Data shown:
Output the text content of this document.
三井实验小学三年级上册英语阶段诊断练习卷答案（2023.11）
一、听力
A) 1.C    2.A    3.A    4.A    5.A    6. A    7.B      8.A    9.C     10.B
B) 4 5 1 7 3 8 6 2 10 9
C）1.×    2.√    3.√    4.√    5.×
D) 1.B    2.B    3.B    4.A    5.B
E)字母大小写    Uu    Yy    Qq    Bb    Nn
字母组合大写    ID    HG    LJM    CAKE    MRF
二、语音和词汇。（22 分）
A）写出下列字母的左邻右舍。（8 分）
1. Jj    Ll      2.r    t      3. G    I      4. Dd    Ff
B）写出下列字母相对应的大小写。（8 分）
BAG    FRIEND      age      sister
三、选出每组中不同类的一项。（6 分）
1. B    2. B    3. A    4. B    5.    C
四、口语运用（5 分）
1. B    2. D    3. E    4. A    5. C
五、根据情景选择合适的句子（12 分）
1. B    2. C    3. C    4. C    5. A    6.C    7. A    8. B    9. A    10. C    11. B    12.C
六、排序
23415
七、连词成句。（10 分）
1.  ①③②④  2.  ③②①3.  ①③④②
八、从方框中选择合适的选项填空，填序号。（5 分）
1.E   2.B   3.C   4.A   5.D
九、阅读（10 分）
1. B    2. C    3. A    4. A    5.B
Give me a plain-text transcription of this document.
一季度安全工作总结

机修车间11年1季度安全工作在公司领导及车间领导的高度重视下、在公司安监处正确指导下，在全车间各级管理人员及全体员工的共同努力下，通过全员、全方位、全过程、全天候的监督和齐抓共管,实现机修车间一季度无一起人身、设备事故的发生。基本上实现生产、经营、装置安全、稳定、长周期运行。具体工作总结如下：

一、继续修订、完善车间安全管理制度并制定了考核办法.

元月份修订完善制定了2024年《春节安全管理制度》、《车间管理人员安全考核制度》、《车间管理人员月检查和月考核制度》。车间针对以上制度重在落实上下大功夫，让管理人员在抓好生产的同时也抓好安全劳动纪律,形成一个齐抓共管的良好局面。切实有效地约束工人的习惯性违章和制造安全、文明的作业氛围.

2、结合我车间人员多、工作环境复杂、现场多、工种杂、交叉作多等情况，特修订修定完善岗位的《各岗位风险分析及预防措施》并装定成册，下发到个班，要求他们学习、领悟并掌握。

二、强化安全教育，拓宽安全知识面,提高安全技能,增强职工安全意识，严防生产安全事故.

What to produce: Lines from the records above that hold "text" are the ones to list.

Solution to the problem:
Output the text content of this document.
Give me a plain-text transcription of this document.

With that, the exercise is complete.